-- BEGIN --
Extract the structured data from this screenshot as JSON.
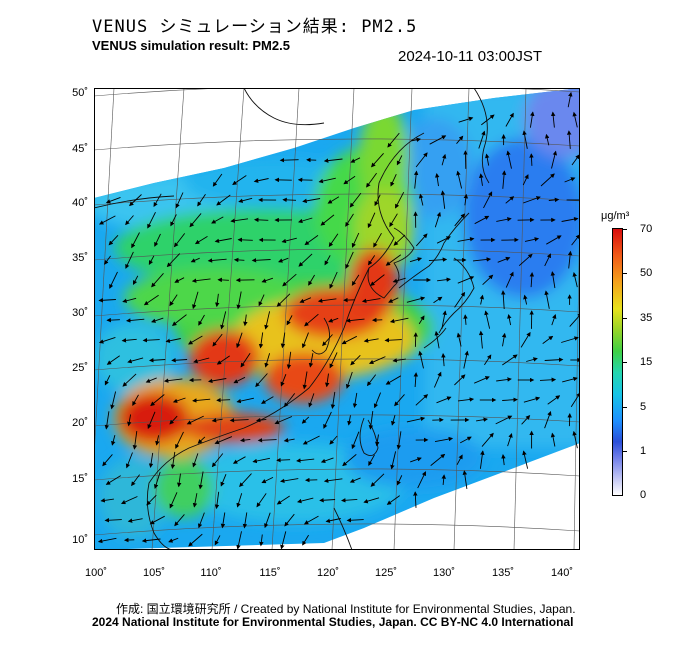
{
  "title_jp": "VENUS シミュレーション結果: PM2.5",
  "title_en": "VENUS simulation result: PM2.5",
  "timestamp": "2024-10-11 03:00JST",
  "lat_labels": [
    "50˚",
    "45˚",
    "40˚",
    "35˚",
    "30˚",
    "25˚",
    "20˚",
    "15˚",
    "10˚"
  ],
  "lon_labels": [
    "100˚",
    "105˚",
    "110˚",
    "115˚",
    "120˚",
    "125˚",
    "130˚",
    "135˚",
    "140˚"
  ],
  "colorbar": {
    "unit": "μg/m³",
    "labels": [
      "70",
      "50",
      "35",
      "15",
      "5",
      "1",
      "0"
    ],
    "colors": [
      "#ffffff",
      "#2b4fd8",
      "#17c5e6",
      "#3fd045",
      "#e8e21c",
      "#f05a18",
      "#d80d0d"
    ]
  },
  "credit_line_1": "作成: 国立環境研究所 / Created by National Institute for Environmental Studies, Japan.",
  "credit_line_2": "2024 National Institute for Environmental Studies, Japan. CC BY-NC 4.0 International"
}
-- END --
### Problem description
Copy out every line of the material above exactly, skipping the pictures.

### Exercise solution
Extract the structured data from this screenshot as JSON.
{
  "title_jp": "VENUS シミュレーション結果: PM2.5",
  "title_en": "VENUS simulation result: PM2.5",
  "timestamp": "2024-10-11 03:00JST",
  "lat_labels": [
    "50˚",
    "45˚",
    "40˚",
    "35˚",
    "30˚",
    "25˚",
    "20˚",
    "15˚",
    "10˚"
  ],
  "lon_labels": [
    "100˚",
    "105˚",
    "110˚",
    "115˚",
    "120˚",
    "125˚",
    "130˚",
    "135˚",
    "140˚"
  ],
  "colorbar": {
    "unit": "μg/m³",
    "labels": [
      "70",
      "50",
      "35",
      "15",
      "5",
      "1",
      "0"
    ],
    "colors": [
      "#ffffff",
      "#2b4fd8",
      "#17c5e6",
      "#3fd045",
      "#e8e21c",
      "#f05a18",
      "#d80d0d"
    ]
  },
  "credit_line_1": "作成: 国立環境研究所 / Created by National Institute for Environmental Studies, Japan.",
  "credit_line_2": "2024 National Institute for Environmental Studies, Japan. CC BY-NC 4.0 International"
}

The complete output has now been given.